======== SELECTED EXTRACT ========
But after the Confederation of the Provinces, and upon the Dominion of Canada obtaining by purchase from the Honorable Hudson's Bay Company, through the British Government, the transfer in 1870 of all the territory between the Height of land above mentioned and the Rocky Mountains, and extending from the United States boundary to the Arctic Ocean, a somewhat more comprehensive policy was adopted in dealing with the Indians of said territory than obtained under Old Canada. In regard to all such portions of the transferred country as were required for settlement, or for mining, lumbering or transportation purposes, treaties were made. Though the sovereign right of the soil was still held to be in the Crown, yet it was recognized that there was an Indian title that ought to be extinguished before the lands were patented to the settlers. This title is, of course, simply an admission that the Indians should not be deprived of their occupation rights without compensation and their formal consent. In Upper Canada, except in the case of the Robinson and McDougall Treaties, the surrender had been taken for certain lands to which the Indians laid a special claim; but in the later Treaties and in those of the North-West, the Indian title was extinguished over the whole area of country to be utilized by incoming settlers, out of which, of course, the Indians were allowed extensive reserves at places generally selected by themselves. Not only were the Indians thus dealt with, but the Half-breeds in Manitoba and the North-West Territories, on account of their possessing Indian blood, have been allowed lands and scrip to extinguish the share of title which comes to them through that blood, over the areas included in the Indian treaties.
======== STORED ROWS ========
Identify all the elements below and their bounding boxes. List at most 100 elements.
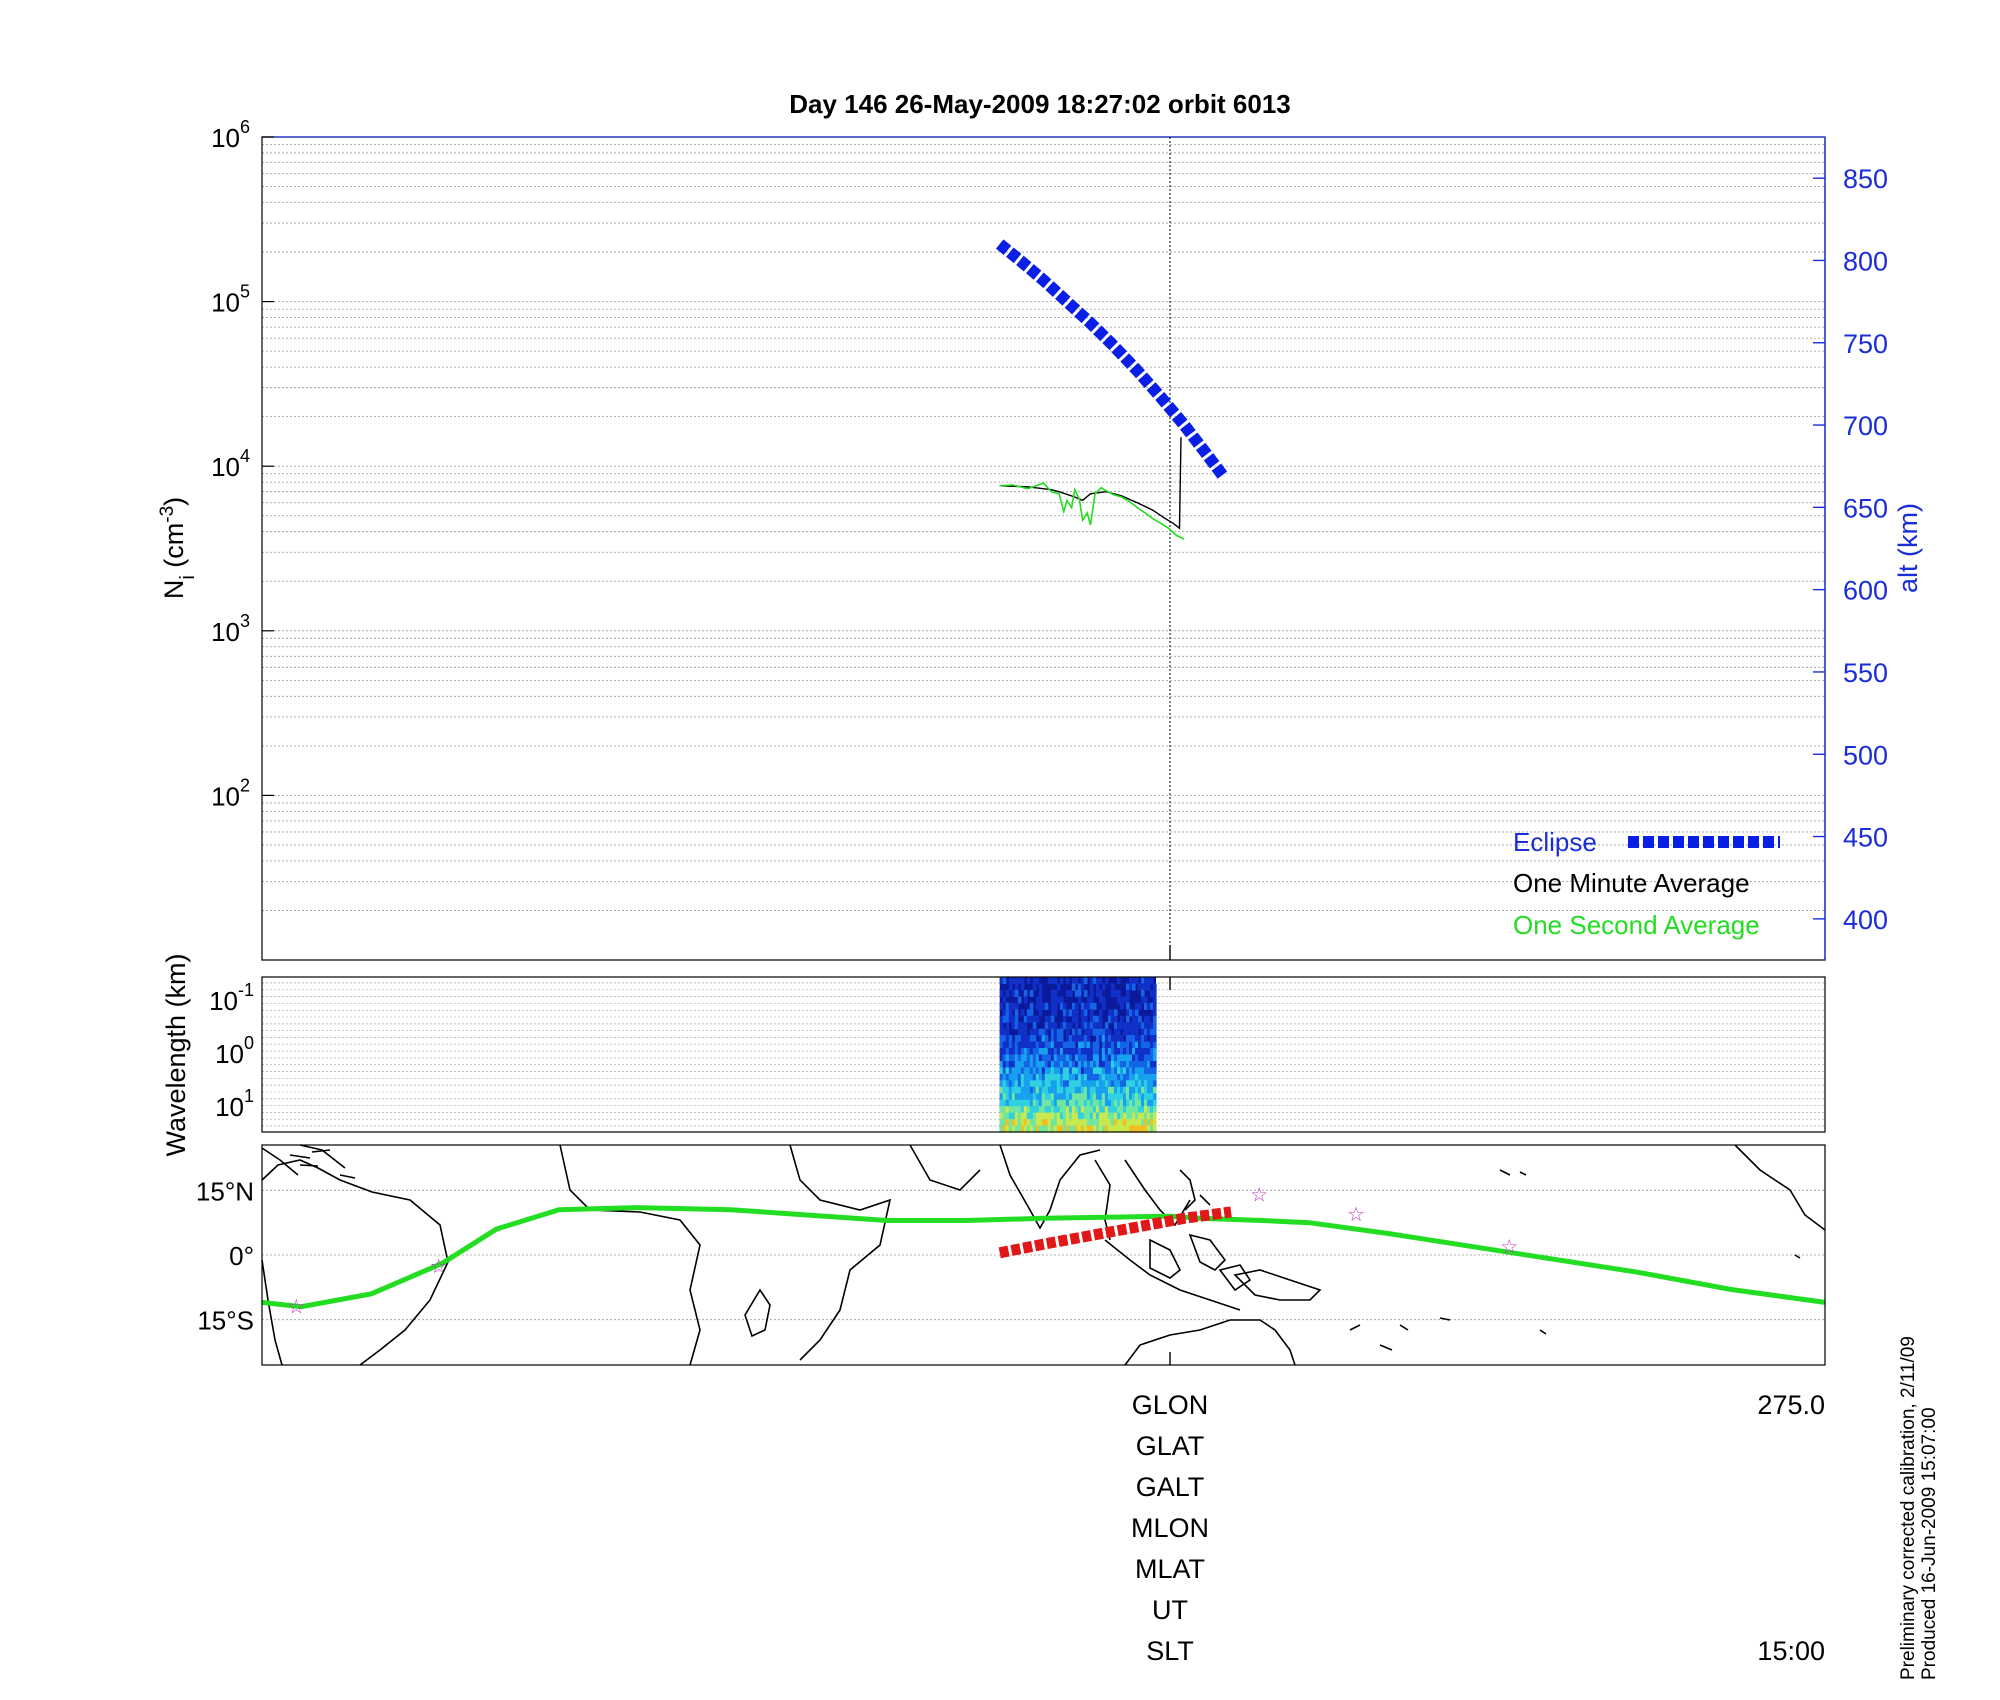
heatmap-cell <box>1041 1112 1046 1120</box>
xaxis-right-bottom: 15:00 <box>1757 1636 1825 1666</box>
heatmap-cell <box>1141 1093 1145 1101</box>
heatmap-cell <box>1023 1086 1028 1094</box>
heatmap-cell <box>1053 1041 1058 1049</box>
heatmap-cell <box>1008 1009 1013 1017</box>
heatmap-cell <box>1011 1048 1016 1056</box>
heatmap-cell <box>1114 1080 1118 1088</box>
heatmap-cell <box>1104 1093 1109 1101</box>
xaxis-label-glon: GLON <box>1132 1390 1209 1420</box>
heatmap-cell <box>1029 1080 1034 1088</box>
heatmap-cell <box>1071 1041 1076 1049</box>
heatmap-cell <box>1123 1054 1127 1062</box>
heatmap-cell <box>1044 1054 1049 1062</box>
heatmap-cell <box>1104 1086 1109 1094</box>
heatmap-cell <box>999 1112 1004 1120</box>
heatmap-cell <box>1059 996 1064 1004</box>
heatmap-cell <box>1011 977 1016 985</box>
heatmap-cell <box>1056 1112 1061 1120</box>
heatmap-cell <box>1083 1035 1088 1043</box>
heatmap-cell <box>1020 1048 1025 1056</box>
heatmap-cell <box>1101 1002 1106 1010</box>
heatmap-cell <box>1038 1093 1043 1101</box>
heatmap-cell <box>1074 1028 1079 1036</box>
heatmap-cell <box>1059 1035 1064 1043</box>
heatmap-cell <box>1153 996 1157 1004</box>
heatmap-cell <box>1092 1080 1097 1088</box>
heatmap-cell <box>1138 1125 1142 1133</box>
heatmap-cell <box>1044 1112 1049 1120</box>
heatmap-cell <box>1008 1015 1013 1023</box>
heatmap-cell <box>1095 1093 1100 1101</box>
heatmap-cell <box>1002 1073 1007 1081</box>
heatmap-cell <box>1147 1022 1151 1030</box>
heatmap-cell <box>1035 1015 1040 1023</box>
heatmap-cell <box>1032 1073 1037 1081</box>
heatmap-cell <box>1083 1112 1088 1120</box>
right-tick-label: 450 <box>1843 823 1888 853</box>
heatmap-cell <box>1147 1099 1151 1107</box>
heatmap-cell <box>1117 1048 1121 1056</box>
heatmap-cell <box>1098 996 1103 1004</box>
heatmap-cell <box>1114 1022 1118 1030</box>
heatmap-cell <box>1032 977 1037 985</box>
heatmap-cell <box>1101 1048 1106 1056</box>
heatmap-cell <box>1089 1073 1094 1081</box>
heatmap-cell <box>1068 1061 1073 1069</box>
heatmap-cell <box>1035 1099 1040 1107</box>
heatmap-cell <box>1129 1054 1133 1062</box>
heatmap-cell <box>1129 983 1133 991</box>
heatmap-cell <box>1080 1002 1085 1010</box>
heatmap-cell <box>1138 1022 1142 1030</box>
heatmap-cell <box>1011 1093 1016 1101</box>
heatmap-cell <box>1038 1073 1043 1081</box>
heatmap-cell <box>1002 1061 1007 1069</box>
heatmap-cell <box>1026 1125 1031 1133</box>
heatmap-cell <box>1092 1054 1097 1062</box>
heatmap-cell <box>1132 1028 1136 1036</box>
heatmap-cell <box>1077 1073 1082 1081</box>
========
▸ **EXERCISE AIM**:
Sum up the passage above on Indian title after Confederation in three sentences.

▸ **WRITTEN ANSWER**:
After Canada took over the Hudson's Bay Company territory in 1870, it adopted a broader policy toward the Indians there than Old Canada had. It made treaties for lands needed for settlement, mining, lumbering or transportation, recognizing an Indian title that had to be extinguished, with compensation and consent, before land went to settlers. Where most earlier Upper Canada surrenders covered only lands the Indians specially claimed, the later and North-West treaties extinguished the title over the whole settlement area while leaving the Indians large reserves, and the Half-breeds in Manitoba and the North-West Territories received lands and scrip for their share of that title.